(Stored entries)
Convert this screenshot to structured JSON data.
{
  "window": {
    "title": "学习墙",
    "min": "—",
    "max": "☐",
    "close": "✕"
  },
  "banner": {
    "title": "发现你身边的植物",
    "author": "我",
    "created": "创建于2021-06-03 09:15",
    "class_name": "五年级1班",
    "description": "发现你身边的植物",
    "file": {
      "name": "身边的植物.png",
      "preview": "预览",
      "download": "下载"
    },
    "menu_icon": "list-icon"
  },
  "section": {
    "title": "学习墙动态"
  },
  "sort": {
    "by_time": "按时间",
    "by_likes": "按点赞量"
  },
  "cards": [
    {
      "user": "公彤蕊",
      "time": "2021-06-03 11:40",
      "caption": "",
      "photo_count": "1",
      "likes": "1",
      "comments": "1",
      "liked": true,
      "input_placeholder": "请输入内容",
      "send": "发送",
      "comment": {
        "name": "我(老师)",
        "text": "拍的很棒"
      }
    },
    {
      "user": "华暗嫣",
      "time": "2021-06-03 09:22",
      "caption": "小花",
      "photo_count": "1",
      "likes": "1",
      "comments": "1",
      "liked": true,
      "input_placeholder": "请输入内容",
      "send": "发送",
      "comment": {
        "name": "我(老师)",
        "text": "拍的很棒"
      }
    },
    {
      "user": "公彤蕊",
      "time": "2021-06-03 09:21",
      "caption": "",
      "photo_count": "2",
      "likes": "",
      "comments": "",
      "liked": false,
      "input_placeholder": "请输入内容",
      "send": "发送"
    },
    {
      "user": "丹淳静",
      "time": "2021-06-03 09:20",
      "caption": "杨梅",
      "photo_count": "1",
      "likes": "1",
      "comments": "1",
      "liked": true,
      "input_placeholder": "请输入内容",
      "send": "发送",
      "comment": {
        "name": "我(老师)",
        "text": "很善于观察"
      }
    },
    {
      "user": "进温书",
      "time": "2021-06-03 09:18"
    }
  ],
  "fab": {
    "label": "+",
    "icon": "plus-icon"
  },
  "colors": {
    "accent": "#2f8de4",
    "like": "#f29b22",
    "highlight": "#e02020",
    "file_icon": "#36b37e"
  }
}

## Exercise brief
Send back every record, precisely as written.

## Completed exercise
Convert this screenshot to structured JSON data.
{
  "window": {
    "title": "学习墙",
    "min": "—",
    "max": "☐",
    "close": "✕"
  },
  "banner": {
    "title": "发现你身边的植物",
    "author": "我",
    "created": "创建于2021-06-03 09:15",
    "class_name": "五年级1班",
    "description": "发现你身边的植物",
    "file": {
      "name": "身边的植物.png",
      "preview": "预览",
      "download": "下载"
    },
    "menu_icon": "list-icon"
  },
  "section": {
    "title": "学习墙动态"
  },
  "sort": {
    "by_time": "按时间",
    "by_likes": "按点赞量"
  },
  "cards": [
    {
      "user": "公彤蕊",
      "time": "2021-06-03 11:40",
      "caption": "",
      "photo_count": "1",
      "likes": "1",
      "comments": "1",
      "liked": true,
      "input_placeholder": "请输入内容",
      "send": "发送",
      "comment": {
        "name": "我(老师)",
        "text": "拍的很棒"
      }
    },
    {
      "user": "华暗嫣",
      "time": "2021-06-03 09:22",
      "caption": "小花",
      "photo_count": "1",
      "likes": "1",
      "comments": "1",
      "liked": true,
      "input_placeholder": "请输入内容",
      "send": "发送",
      "comment": {
        "name": "我(老师)",
        "text": "拍的很棒"
      }
    },
    {
      "user": "公彤蕊",
      "time": "2021-06-03 09:21",
      "caption": "",
      "photo_count": "2",
      "likes": "",
      "comments": "",
      "liked": false,
      "input_placeholder": "请输入内容",
      "send": "发送"
    },
    {
      "user": "丹淳静",
      "time": "2021-06-03 09:20",
      "caption": "杨梅",
      "photo_count": "1",
      "likes": "1",
      "comments": "1",
      "liked": true,
      "input_placeholder": "请输入内容",
      "send": "发送",
      "comment": {
        "name": "我(老师)",
        "text": "很善于观察"
      }
    },
    {
      "user": "进温书",
      "time": "2021-06-03 09:18"
    }
  ],
  "fab": {
    "label": "+",
    "icon": "plus-icon"
  },
  "colors": {
    "accent": "#2f8de4",
    "like": "#f29b22",
    "highlight": "#e02020",
    "file_icon": "#36b37e"
  }
}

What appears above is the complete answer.